[Dataset records]
========================================
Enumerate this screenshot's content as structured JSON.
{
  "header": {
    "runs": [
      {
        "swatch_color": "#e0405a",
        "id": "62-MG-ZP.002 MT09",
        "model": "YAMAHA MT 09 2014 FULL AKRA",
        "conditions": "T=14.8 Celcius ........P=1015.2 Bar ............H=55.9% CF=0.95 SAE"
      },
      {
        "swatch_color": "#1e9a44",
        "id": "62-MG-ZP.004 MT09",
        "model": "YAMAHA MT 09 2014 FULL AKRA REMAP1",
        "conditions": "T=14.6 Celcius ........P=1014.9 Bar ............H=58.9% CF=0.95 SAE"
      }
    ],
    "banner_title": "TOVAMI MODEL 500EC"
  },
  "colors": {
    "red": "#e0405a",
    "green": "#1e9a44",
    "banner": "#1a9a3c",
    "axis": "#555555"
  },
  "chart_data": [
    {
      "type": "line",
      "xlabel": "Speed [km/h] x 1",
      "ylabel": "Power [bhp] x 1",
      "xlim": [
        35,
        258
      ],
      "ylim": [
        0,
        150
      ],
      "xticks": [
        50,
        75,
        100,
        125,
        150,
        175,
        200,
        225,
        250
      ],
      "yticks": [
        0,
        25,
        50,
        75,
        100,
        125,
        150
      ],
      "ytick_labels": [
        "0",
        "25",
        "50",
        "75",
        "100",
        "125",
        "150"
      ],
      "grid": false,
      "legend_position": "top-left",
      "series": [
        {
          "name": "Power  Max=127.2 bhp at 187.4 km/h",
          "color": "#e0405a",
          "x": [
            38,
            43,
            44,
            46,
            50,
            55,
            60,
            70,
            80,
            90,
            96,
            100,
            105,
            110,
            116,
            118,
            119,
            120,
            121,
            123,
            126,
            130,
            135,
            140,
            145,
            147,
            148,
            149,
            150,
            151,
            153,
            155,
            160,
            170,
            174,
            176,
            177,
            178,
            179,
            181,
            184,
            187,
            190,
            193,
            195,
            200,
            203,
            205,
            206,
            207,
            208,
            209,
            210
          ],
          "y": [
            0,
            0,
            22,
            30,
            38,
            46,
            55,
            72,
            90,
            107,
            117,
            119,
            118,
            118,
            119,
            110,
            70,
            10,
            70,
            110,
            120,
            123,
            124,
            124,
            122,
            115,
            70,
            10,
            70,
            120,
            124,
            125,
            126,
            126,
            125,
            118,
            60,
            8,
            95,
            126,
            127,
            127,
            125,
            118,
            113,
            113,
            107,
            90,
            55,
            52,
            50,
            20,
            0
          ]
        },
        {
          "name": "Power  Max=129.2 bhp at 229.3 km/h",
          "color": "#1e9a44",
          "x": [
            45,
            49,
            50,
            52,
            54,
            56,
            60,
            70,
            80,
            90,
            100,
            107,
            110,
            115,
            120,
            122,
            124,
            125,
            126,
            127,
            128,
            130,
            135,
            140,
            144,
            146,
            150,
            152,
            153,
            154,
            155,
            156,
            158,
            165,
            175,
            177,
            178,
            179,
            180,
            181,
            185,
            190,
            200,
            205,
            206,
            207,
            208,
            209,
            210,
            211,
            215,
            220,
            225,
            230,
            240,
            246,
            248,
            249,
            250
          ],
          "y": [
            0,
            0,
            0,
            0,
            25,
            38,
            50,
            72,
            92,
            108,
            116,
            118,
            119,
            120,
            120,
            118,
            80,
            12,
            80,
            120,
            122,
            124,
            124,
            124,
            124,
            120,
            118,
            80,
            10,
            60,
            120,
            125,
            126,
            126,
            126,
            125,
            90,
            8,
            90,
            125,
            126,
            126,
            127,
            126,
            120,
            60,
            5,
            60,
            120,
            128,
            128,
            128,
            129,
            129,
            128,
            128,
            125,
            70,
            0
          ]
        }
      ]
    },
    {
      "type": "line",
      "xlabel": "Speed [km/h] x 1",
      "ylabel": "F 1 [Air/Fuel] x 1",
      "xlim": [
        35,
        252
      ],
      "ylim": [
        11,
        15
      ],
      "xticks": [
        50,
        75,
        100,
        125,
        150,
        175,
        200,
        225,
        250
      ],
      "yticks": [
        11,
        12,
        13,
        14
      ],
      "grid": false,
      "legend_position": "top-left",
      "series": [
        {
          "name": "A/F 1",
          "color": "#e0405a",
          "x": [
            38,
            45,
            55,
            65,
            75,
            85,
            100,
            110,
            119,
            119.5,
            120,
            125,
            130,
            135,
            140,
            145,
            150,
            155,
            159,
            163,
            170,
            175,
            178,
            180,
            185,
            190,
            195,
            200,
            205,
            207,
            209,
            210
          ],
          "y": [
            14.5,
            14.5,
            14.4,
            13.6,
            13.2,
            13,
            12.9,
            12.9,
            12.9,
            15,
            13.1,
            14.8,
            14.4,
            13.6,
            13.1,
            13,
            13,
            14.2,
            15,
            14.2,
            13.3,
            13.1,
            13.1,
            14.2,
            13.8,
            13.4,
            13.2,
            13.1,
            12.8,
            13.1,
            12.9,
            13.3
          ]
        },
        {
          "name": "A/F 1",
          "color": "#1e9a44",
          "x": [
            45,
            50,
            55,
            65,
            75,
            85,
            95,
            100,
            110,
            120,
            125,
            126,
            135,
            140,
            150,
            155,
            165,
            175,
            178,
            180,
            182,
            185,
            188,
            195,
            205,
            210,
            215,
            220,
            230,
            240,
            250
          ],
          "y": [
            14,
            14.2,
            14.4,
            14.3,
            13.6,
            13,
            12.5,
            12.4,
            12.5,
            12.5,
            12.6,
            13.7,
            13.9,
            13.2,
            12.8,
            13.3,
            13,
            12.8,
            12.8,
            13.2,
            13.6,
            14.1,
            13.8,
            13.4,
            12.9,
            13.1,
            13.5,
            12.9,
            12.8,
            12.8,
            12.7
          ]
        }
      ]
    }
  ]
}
========================================
_TASK TO CARRY OUT_
Which lines of the material contain the string "FULL"? List each of them.

_WRITTEN REPLY_
        "model": "YAMAHA MT 09 2014 FULL AKRA",
        "model": "YAMAHA MT 09 2014 FULL AKRA REMAP1",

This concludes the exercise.